Your goal:
Output the full listing below exactly as it reads, and skip anything that is a picture.

Record set:
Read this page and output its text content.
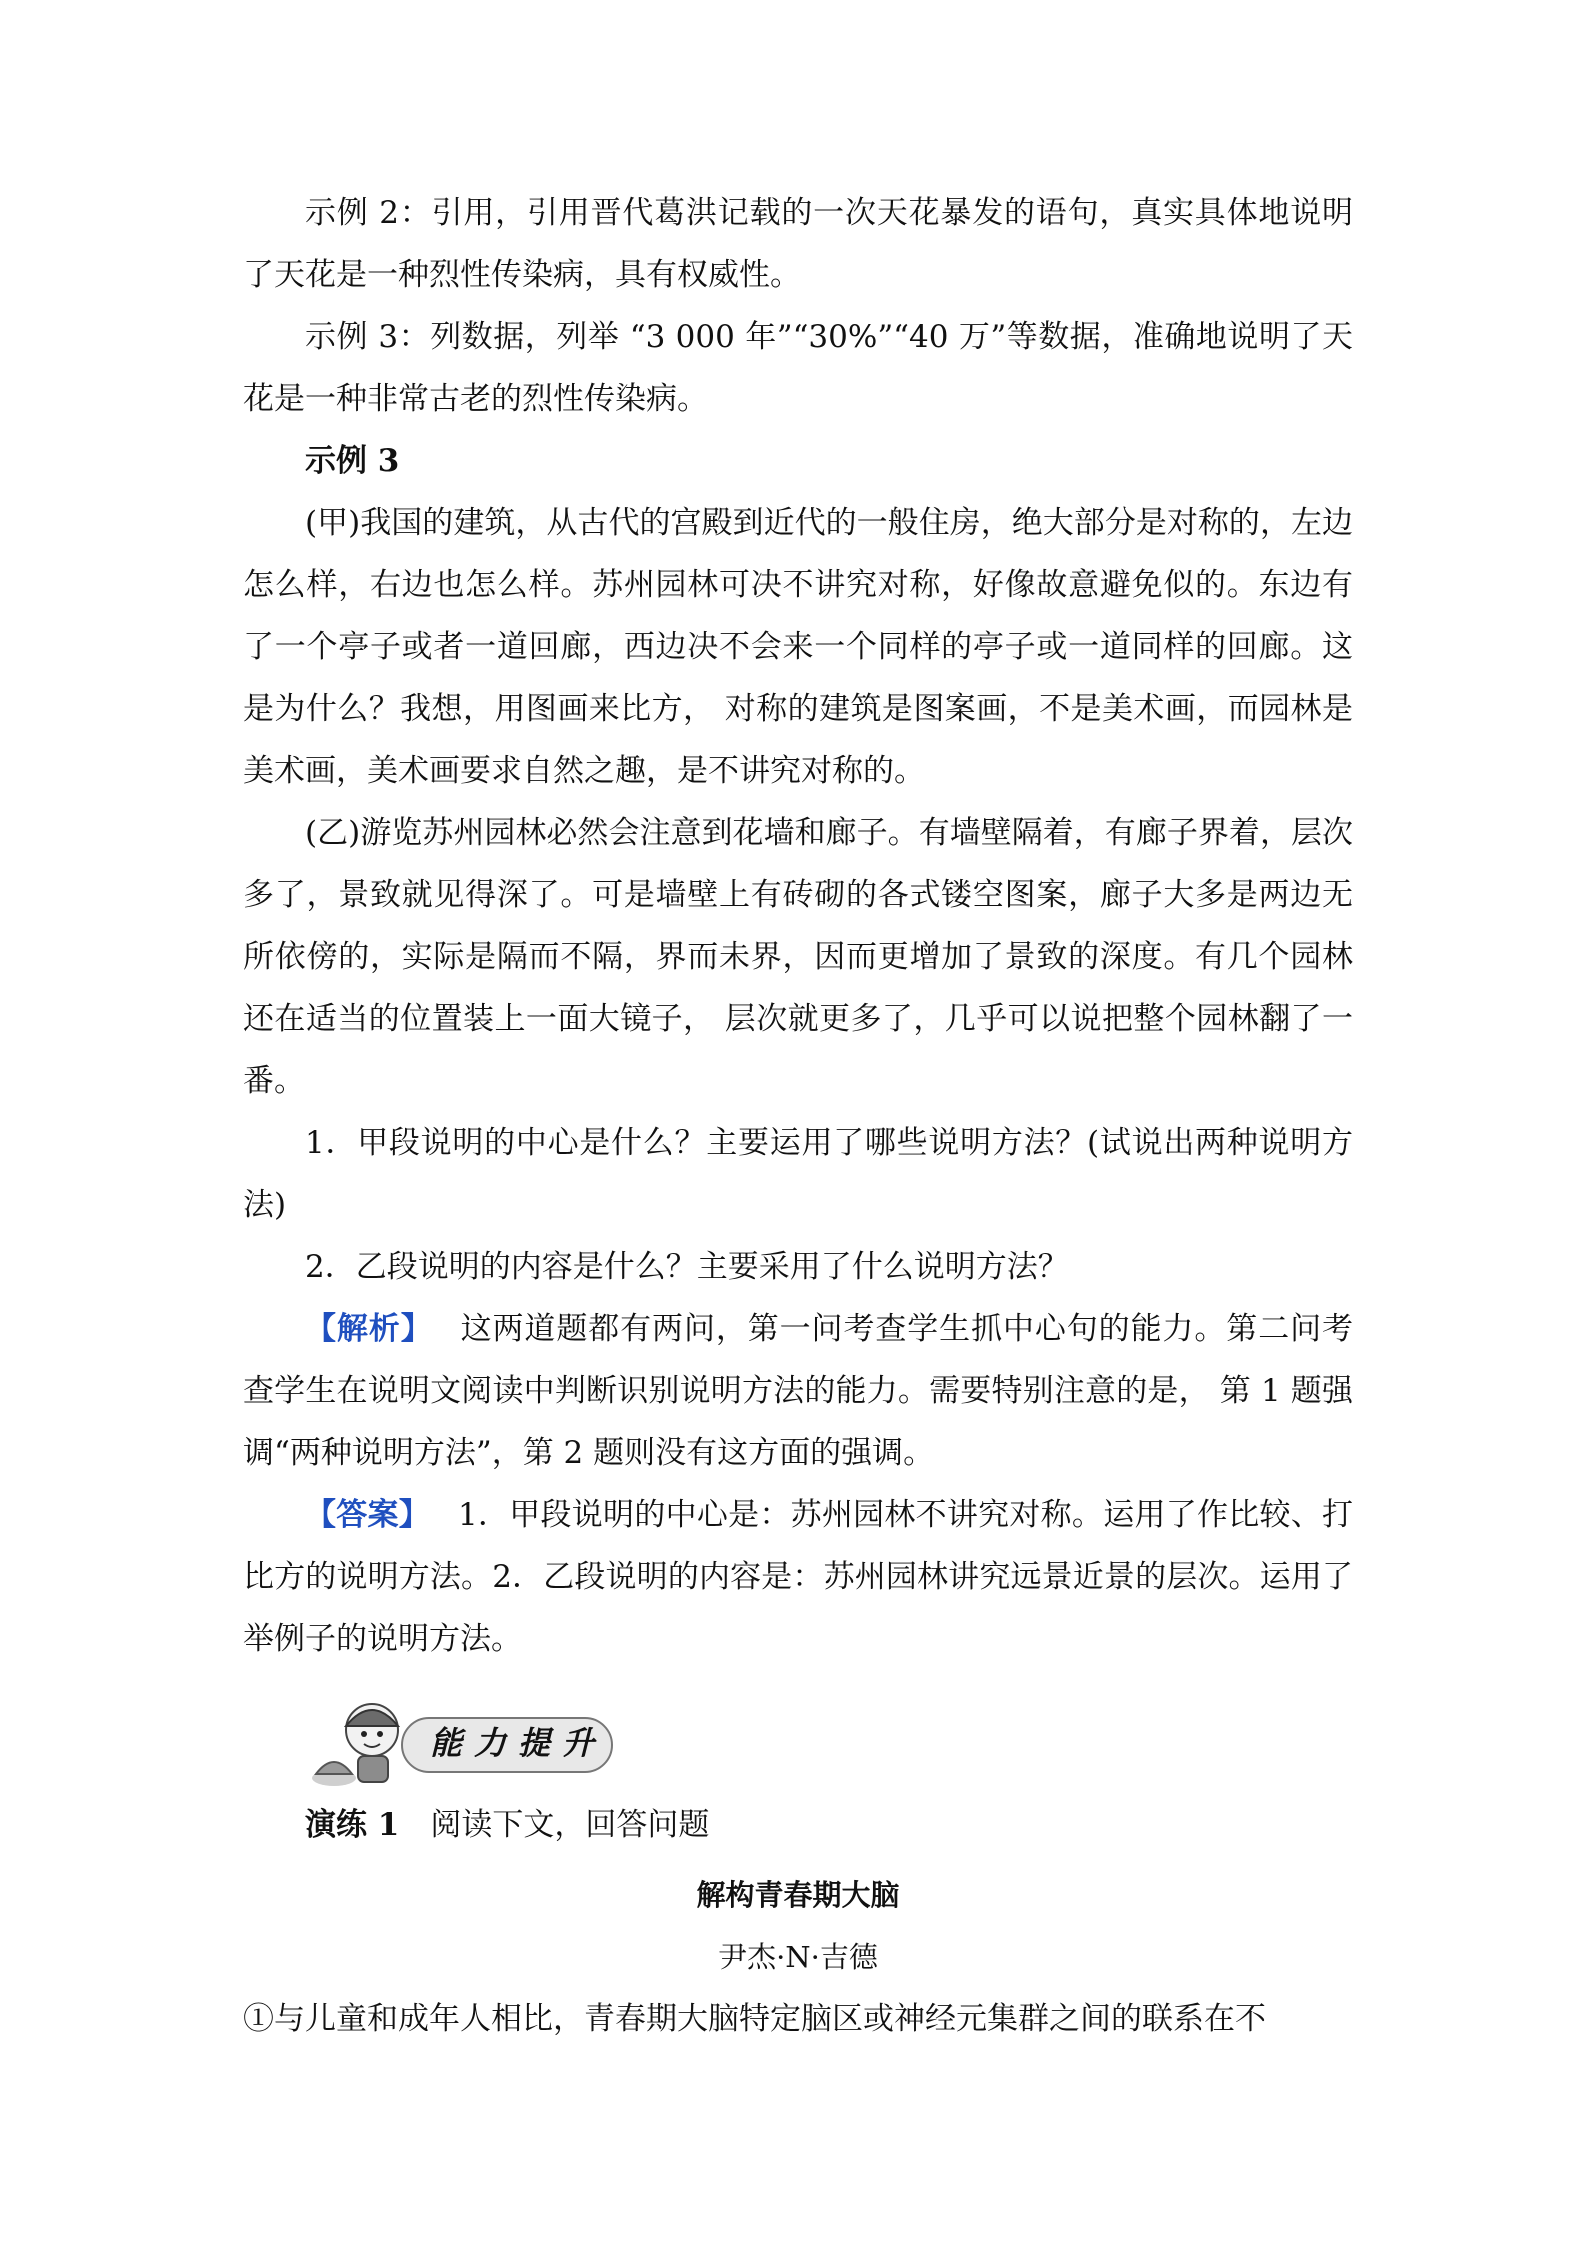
示例 2：引用，引用晋代葛洪记载的一次天花暴发的语句，真实具体地说明了天花是一种烈性传染病，具有权威性。

示例 3：列数据，列举 “3 000 年”“30%”“40 万”等数据，准确地说明了天花是一种非常古老的烈性传染病。

示例 3

(甲)我国的建筑，从古代的宫殿到近代的一般住房，绝大部分是对称的，左边怎么样，右边也怎么样。苏州园林可决不讲究对称，好像故意避免似的。东边有了一个亭子或者一道回廊，西边决不会来一个同样的亭子或一道同样的回廊。这是为什么？我想，用图画来比方， 对称的建筑是图案画，不是美术画，而园林是美术画，美术画要求自然之趣，是不讲究对称的。

(乙)游览苏州园林必然会注意到花墙和廊子。有墙壁隔着，有廊子界着，层次多了，景致就见得深了。可是墙壁上有砖砌的各式镂空图案，廊子大多是两边无所依傍的，实际是隔而不隔，界而未界，因而更增加了景致的深度。有几个园林还在适当的位置装上一面大镜子， 层次就更多了，几乎可以说把整个园林翻了一番。

1．甲段说明的中心是什么？主要运用了哪些说明方法？(试说出两种说明方法)

2．乙段说明的内容是什么？主要采用了什么说明方法？

【解析】 这两道题都有两问，第一问考查学生抓中心句的能力。第二问考查学生在说明文阅读中判断识别说明方法的能力。需要特别注意的是， 第 1 题强调“两种说明方法”，第 2 题则没有这方面的强调。

【答案】 1．甲段说明的中心是：苏州园林不讲究对称。运用了作比较、打比方的说明方法。2．乙段说明的内容是：苏州园林讲究远景近景的层次。运用了举例子的说明方法。

能力提升

演练 1  阅读下文，回答问题

解构青春期大脑

尹杰·N·吉德

①与儿童和成年人相比，青春期大脑特定脑区或神经元集群之间的联系在不
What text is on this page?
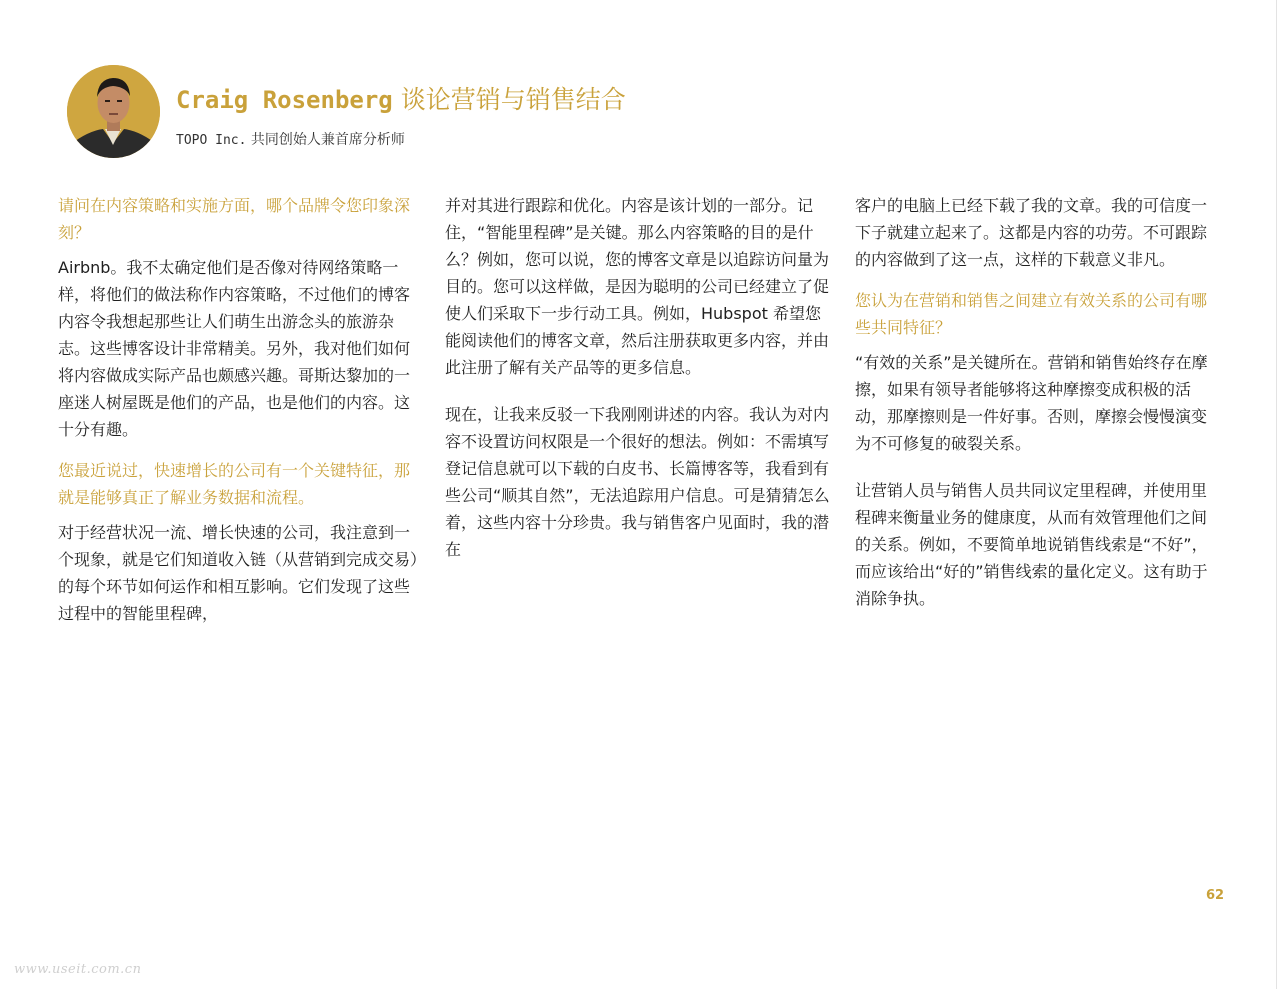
Craig Rosenberg 谈论营销与销售结合
TOPO Inc. 共同创始人兼首席分析师

请问在内容策略和实施方面，哪个品牌令您印象深刻？

Airbnb。我不太确定他们是否像对待网络策略一样，将他们的做法称作内容策略，不过他们的博客内容令我想起那些让人们萌生出游念头的旅游杂志。这些博客设计非常精美。另外，我对他们如何将内容做成实际产品也颇感兴趣。哥斯达黎加的一座迷人树屋既是他们的产品，也是他们的内容。这十分有趣。

您最近说过，快速增长的公司有一个关键特征，那就是能够真正了解业务数据和流程。

对于经营状况一流、增长快速的公司，我注意到一个现象，就是它们知道收入链（从营销到完成交易）的每个环节如何运作和相互影响。它们发现了这些过程中的智能里程碑，

并对其进行跟踪和优化。内容是该计划的一部分。记住，“智能里程碑”是关键。那么内容策略的目的是什么？例如，您可以说，您的博客文章是以追踪访问量为目的。您可以这样做，是因为聪明的公司已经建立了促使人们采取下一步行动工具。例如，Hubspot 希望您能阅读他们的博客文章，然后注册获取更多内容，并由此注册了解有关产品等的更多信息。

现在，让我来反驳一下我刚刚讲述的内容。我认为对内容不设置访问权限是一个很好的想法。例如：不需填写登记信息就可以下载的白皮书、长篇博客等，我看到有些公司“顺其自然”，无法追踪用户信息。可是猜猜怎么着，这些内容十分珍贵。我与销售客户见面时，我的潜在

客户的电脑上已经下载了我的文章。我的可信度一下子就建立起来了。这都是内容的功劳。不可跟踪的内容做到了这一点，这样的下载意义非凡。

您认为在营销和销售之间建立有效关系的公司有哪些共同特征？

“有效的关系”是关键所在。营销和销售始终存在摩擦，如果有领导者能够将这种摩擦变成积极的活动，那摩擦则是一件好事。否则，摩擦会慢慢演变为不可修复的破裂关系。

让营销人员与销售人员共同议定里程碑，并使用里程碑来衡量业务的健康度，从而有效管理他们之间的关系。例如，不要简单地说销售线索是“不好”，而应该给出“好的”销售线索的量化定义。这有助于消除争执。

62
www.useit.com.cn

The output:
Read this page and output its text content.
示例 2：引用，引用晋代葛洪记载的一次天花暴发的语句，真实具体地说明了天花是一种烈性传染病，具有权威性。

示例 3：列数据，列举 “3 000 年”“30%”“40 万”等数据，准确地说明了天花是一种非常古老的烈性传染病。

示例 3

(甲)我国的建筑，从古代的宫殿到近代的一般住房，绝大部分是对称的，左边怎么样，右边也怎么样。苏州园林可决不讲究对称，好像故意避免似的。东边有了一个亭子或者一道回廊，西边决不会来一个同样的亭子或一道同样的回廊。这是为什么？我想，用图画来比方， 对称的建筑是图案画，不是美术画，而园林是美术画，美术画要求自然之趣，是不讲究对称的。

(乙)游览苏州园林必然会注意到花墙和廊子。有墙壁隔着，有廊子界着，层次多了，景致就见得深了。可是墙壁上有砖砌的各式镂空图案，廊子大多是两边无所依傍的，实际是隔而不隔，界而未界，因而更增加了景致的深度。有几个园林还在适当的位置装上一面大镜子， 层次就更多了，几乎可以说把整个园林翻了一番。

1．甲段说明的中心是什么？主要运用了哪些说明方法？(试说出两种说明方法)

2．乙段说明的内容是什么？主要采用了什么说明方法？

【解析】 这两道题都有两问，第一问考查学生抓中心句的能力。第二问考查学生在说明文阅读中判断识别说明方法的能力。需要特别注意的是， 第 1 题强调“两种说明方法”，第 2 题则没有这方面的强调。

【答案】 1．甲段说明的中心是：苏州园林不讲究对称。运用了作比较、打比方的说明方法。2．乙段说明的内容是：苏州园林讲究远景近景的层次。运用了举例子的说明方法。

能力提升

演练 1  阅读下文，回答问题

解构青春期大脑

尹杰·N·吉德

①与儿童和成年人相比，青春期大脑特定脑区或神经元集群之间的联系在不
What text is on this page?
Craig Rosenberg 谈论营销与销售结合
TOPO Inc. 共同创始人兼首席分析师

请问在内容策略和实施方面，哪个品牌令您印象深刻？

Airbnb。我不太确定他们是否像对待网络策略一样，将他们的做法称作内容策略，不过他们的博客内容令我想起那些让人们萌生出游念头的旅游杂志。这些博客设计非常精美。另外，我对他们如何将内容做成实际产品也颇感兴趣。哥斯达黎加的一座迷人树屋既是他们的产品，也是他们的内容。这十分有趣。

您最近说过，快速增长的公司有一个关键特征，那就是能够真正了解业务数据和流程。

对于经营状况一流、增长快速的公司，我注意到一个现象，就是它们知道收入链（从营销到完成交易）的每个环节如何运作和相互影响。它们发现了这些过程中的智能里程碑，

并对其进行跟踪和优化。内容是该计划的一部分。记住，“智能里程碑”是关键。那么内容策略的目的是什么？例如，您可以说，您的博客文章是以追踪访问量为目的。您可以这样做，是因为聪明的公司已经建立了促使人们采取下一步行动工具。例如，Hubspot 希望您能阅读他们的博客文章，然后注册获取更多内容，并由此注册了解有关产品等的更多信息。

现在，让我来反驳一下我刚刚讲述的内容。我认为对内容不设置访问权限是一个很好的想法。例如：不需填写登记信息就可以下载的白皮书、长篇博客等，我看到有些公司“顺其自然”，无法追踪用户信息。可是猜猜怎么着，这些内容十分珍贵。我与销售客户见面时，我的潜在

客户的电脑上已经下载了我的文章。我的可信度一下子就建立起来了。这都是内容的功劳。不可跟踪的内容做到了这一点，这样的下载意义非凡。

您认为在营销和销售之间建立有效关系的公司有哪些共同特征？

“有效的关系”是关键所在。营销和销售始终存在摩擦，如果有领导者能够将这种摩擦变成积极的活动，那摩擦则是一件好事。否则，摩擦会慢慢演变为不可修复的破裂关系。

让营销人员与销售人员共同议定里程碑，并使用里程碑来衡量业务的健康度，从而有效管理他们之间的关系。例如，不要简单地说销售线索是“不好”，而应该给出“好的”销售线索的量化定义。这有助于消除争执。

62
www.useit.com.cn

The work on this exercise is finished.